## REQUIRED TASK
Reproduce all records verbatim.

Collected data entries:
= = = =
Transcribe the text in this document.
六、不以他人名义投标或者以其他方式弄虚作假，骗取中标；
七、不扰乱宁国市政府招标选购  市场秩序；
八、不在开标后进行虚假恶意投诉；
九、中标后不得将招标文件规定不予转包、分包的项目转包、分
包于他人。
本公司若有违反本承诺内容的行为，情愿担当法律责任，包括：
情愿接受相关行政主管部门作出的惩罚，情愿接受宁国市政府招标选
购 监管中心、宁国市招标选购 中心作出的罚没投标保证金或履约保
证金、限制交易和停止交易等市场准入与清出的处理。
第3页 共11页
= = = =
## SOLVED EXERCISE
Transcribe the text in this document.
六、不以他人名义投标或者以其他方式弄虚作假，骗取中标；
七、不扰乱宁国市政府招标选购  市场秩序；
八、不在开标后进行虚假恶意投诉；
九、中标后不得将招标文件规定不予转包、分包的项目转包、分
包于他人。
本公司若有违反本承诺内容的行为，情愿担当法律责任，包括：
情愿接受相关行政主管部门作出的惩罚，情愿接受宁国市政府招标选
购 监管中心、宁国市招标选购 中心作出的罚没投标保证金或履约保
证金、限制交易和停止交易等市场准入与清出的处理。
第3页 共11页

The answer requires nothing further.